What this task involves —
Set down the entire abstract below on model resolution and aircraft emissions word for word.
#### Supplied text ####
The Influence of Chemistry-Transport Model Scale and Resolution on Population Exposure Due to Aircraft Emissions from Three Airports in the United States

摘要

Understanding the impact of aviation emissions on air quality is becoming more important due to the projected growth in aviation transport and decrease in emissions from other anthropogenic sources. Atmospheric chemistry-transport models are often used to determine the marginal impact of emissions on air quality and public health, but the uncertainties related to modeling assumptions are rarely formally characterized from the perspective of public health impact calculations. In this study, we estimate the incremental contribution of commercial aviation emissions to air quality near three U.S. airports — Atlanta Hartsfield, Chicago O'Hare, and Providence T.F. Green — using the Community Multiscale Air Quality Model (CMAQ), a comprehensive chemistry-transport air quality model. To evaluate the significance of model resolution and geographic scales of influence, we ran a one-atmosphere version of CMAQ (with air toxics) at 36- and 12-km resolutions, and calculated the total population exposure per unit emissions at various distances from each airport. Total population exposure per unit emissions was systematically higher for air toxics with increased model grid resolution, and the distance at which most of the population exposure was estimated varied by compound and airport. A 108 x 108 km domain centered on the airport captured most population exposure for reactive gases (e.g., formaldehyde) at airports with high nearby population density, but more than half of the fine particulate matter (PM_(2.5)) exposure occurred outside of a 324 x 324 km domain centered on the airport, given contributions from secondary formation. Our findings provide insight about the model resolution and spatial scales necessary for population risk assessment from airports and other combustion sources, and demonstrate the robustness of risk-based prioritization across multiple grid resolutions.
#### Excerpted data ####
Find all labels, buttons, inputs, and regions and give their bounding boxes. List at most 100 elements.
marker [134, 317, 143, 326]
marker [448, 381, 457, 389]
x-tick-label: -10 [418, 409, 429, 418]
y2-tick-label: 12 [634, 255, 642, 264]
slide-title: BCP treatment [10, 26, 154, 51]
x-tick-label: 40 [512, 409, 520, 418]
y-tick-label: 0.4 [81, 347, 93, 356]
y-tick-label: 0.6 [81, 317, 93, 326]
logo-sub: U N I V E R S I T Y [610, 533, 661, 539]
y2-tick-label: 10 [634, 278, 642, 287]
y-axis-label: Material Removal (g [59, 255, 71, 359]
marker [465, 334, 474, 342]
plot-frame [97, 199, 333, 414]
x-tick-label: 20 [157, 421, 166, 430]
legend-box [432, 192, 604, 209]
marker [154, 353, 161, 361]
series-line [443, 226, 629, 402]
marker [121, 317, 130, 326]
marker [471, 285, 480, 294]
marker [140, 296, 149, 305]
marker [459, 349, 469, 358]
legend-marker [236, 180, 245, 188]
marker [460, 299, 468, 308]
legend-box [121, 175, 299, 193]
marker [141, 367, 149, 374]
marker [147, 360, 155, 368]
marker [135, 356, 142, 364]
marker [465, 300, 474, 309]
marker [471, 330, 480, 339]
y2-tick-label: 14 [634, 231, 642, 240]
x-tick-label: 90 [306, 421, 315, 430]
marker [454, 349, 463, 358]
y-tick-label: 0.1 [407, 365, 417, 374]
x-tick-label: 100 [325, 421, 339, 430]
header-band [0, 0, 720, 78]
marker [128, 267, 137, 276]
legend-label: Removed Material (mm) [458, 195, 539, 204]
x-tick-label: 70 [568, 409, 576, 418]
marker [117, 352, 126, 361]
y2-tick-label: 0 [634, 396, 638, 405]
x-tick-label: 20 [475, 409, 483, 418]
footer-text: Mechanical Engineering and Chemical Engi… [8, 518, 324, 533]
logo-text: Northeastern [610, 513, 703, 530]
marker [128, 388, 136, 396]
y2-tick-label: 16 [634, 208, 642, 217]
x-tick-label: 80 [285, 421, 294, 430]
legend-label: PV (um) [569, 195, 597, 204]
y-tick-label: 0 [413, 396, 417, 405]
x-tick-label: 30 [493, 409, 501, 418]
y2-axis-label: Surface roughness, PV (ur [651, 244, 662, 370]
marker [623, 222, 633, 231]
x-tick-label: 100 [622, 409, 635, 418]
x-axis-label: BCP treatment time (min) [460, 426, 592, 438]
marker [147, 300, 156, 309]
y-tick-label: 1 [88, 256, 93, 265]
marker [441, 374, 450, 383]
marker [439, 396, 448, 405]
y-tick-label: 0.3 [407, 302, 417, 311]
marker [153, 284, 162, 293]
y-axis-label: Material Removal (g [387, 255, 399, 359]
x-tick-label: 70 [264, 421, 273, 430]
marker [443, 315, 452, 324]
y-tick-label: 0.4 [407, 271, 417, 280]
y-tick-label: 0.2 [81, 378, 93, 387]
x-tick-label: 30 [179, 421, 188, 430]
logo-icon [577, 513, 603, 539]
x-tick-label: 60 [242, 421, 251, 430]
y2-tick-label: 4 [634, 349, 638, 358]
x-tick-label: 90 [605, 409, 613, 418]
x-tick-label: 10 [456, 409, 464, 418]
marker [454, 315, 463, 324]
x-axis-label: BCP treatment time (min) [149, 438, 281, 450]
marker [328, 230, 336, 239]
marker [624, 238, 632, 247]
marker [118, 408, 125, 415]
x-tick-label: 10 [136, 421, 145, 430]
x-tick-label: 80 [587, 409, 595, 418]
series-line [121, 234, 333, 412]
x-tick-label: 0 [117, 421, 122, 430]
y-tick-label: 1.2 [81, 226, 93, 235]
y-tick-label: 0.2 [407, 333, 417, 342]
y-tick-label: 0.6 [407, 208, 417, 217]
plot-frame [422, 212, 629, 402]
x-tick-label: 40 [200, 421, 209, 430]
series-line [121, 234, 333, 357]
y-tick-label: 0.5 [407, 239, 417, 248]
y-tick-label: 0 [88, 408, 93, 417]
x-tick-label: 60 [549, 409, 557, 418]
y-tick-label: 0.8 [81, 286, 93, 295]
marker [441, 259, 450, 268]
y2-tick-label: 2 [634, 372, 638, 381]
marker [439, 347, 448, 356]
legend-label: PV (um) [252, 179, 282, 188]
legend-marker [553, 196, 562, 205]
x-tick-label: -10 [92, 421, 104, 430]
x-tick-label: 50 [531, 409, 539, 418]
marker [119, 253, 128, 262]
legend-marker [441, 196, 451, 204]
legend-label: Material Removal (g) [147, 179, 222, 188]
####
Your response —
The Influence of Chemistry-Transport Model Scale and Resolution on Population Exposure Due to Aircraft Emissions from Three Airports in the United States

摘要

Understanding the impact of aviation emissions on air quality is becoming more important due to the projected growth in aviation transport and decrease in emissions from other anthropogenic sources. Atmospheric chemistry-transport models are often used to determine the marginal impact of emissions on air quality and public health, but the uncertainties related to modeling assumptions are rarely formally characterized from the perspective of public health impact calculations. In this study, we estimate the incremental contribution of commercial aviation emissions to air quality near three U.S. airports — Atlanta Hartsfield, Chicago O'Hare, and Providence T.F. Green — using the Community Multiscale Air Quality Model (CMAQ), a comprehensive chemistry-transport air quality model. To evaluate the significance of model resolution and geographic scales of influence, we ran a one-atmosphere version of CMAQ (with air toxics) at 36- and 12-km resolutions, and calculated the total population exposure per unit emissions at various distances from each airport. Total population exposure per unit emissions was systematically higher for air toxics with increased model grid resolution, and the distance at which most of the population exposure was estimated varied by compound and airport. A 108 x 108 km domain centered on the airport captured most population exposure for reactive gases (e.g., formaldehyde) at airports with high nearby population density, but more than half of the fine particulate matter (PM_(2.5)) exposure occurred outside of a 324 x 324 km domain centered on the airport, given contributions from secondary formation. Our findings provide insight about the model resolution and spatial scales necessary for population risk assessment from airports and other combustion sources, and demonstrate the robustness of risk-based prioritization across multiple grid resolutions.